▶ _Task statement_
Copy every line of the data in which the word "content" occurs.

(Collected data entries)
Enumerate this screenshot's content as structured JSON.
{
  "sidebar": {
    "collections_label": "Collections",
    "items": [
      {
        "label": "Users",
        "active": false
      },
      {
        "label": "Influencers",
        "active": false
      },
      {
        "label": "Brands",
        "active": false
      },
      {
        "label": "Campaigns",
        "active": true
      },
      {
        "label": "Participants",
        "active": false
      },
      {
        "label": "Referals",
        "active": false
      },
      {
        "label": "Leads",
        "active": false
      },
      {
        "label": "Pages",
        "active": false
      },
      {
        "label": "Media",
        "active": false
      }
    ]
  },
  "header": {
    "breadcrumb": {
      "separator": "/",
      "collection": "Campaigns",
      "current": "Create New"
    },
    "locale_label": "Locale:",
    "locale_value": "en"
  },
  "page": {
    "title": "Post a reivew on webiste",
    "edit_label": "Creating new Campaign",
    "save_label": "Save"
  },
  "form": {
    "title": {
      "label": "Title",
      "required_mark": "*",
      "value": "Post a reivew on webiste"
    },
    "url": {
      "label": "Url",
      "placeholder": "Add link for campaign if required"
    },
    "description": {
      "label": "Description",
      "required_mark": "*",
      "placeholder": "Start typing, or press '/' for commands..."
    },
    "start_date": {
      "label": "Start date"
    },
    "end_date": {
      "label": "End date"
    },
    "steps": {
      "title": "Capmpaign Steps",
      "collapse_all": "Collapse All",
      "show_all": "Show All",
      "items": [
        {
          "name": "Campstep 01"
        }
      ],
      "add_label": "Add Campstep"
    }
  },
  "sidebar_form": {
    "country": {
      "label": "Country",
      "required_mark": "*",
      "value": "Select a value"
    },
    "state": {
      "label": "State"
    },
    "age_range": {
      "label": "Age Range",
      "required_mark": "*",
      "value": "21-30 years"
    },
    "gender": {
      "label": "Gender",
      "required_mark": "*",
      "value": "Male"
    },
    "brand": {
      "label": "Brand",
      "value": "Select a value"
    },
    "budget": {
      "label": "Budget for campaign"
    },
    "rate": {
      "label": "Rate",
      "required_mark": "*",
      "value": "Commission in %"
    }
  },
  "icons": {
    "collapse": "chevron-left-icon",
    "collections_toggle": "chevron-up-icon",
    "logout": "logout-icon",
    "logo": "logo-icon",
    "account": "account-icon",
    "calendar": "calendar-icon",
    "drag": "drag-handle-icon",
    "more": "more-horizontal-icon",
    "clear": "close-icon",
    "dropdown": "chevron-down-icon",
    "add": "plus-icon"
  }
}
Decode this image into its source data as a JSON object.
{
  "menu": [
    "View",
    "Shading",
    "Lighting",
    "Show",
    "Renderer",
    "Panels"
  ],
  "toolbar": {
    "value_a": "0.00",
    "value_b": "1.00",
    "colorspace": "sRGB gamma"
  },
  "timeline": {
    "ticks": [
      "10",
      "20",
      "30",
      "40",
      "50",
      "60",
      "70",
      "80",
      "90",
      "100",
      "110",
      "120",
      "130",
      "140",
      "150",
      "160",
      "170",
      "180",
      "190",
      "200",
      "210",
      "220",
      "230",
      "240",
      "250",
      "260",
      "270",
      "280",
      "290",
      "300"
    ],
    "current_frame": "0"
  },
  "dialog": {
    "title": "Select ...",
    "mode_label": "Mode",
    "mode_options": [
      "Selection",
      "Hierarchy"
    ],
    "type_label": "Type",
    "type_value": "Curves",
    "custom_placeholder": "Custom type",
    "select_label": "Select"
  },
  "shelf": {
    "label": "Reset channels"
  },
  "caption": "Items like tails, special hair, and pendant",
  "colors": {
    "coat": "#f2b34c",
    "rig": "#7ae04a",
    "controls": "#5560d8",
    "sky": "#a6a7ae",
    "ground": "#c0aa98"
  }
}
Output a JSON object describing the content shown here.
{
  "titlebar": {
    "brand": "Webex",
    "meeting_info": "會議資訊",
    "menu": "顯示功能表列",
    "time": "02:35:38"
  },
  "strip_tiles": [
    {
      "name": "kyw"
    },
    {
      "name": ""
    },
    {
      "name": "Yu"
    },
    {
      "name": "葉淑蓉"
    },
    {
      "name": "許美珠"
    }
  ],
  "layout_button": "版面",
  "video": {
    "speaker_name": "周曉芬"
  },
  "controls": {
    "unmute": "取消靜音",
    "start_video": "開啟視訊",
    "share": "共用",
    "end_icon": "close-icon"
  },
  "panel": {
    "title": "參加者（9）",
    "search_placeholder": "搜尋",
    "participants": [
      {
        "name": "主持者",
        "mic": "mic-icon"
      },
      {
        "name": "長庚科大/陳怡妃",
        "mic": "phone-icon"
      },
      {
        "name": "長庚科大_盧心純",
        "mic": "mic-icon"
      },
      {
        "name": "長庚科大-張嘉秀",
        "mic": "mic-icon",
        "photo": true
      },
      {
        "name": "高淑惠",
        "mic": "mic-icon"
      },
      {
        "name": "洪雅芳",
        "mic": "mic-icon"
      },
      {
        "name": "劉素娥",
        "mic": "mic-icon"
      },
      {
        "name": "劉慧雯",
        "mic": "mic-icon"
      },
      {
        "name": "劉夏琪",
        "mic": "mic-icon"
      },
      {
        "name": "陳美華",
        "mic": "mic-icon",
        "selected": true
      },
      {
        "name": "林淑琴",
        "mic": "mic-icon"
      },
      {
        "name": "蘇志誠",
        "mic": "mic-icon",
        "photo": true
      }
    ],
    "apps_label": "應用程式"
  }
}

▶ _Answer for the task_
Enumerate this screenshot's content as structured JSON.
Output a JSON object describing the content shown here.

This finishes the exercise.